§ **Given problem**: Return the whole listing exactly as it stands.

§ **Task material**:
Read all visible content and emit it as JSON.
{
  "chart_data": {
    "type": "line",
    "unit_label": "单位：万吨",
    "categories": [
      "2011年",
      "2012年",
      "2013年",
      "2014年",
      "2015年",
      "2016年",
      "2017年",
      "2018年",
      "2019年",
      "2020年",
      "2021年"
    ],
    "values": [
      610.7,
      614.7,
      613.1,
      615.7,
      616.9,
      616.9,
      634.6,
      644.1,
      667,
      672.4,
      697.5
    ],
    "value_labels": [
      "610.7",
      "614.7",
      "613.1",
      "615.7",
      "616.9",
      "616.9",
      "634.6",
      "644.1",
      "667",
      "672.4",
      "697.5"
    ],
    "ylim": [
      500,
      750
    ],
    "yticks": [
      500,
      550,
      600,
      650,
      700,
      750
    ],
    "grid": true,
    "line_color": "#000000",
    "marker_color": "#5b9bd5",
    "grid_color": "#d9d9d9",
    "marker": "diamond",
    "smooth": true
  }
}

§ **Output below**:
Read all visible content and emit it as JSON.
{
  "chart_data": {
    "type": "line",
    "unit_label": "单位：万吨",
    "categories": [
      "2011年",
      "2012年",
      "2013年",
      "2014年",
      "2015年",
      "2016年",
      "2017年",
      "2018年",
      "2019年",
      "2020年",
      "2021年"
    ],
    "values": [
      610.7,
      614.7,
      613.1,
      615.7,
      616.9,
      616.9,
      634.6,
      644.1,
      667,
      672.4,
      697.5
    ],
    "value_labels": [
      "610.7",
      "614.7",
      "613.1",
      "615.7",
      "616.9",
      "616.9",
      "634.6",
      "644.1",
      "667",
      "672.4",
      "697.5"
    ],
    "ylim": [
      500,
      750
    ],
    "yticks": [
      500,
      550,
      600,
      650,
      700,
      750
    ],
    "grid": true,
    "line_color": "#000000",
    "marker_color": "#5b9bd5",
    "grid_color": "#d9d9d9",
    "marker": "diamond",
    "smooth": true
  }
}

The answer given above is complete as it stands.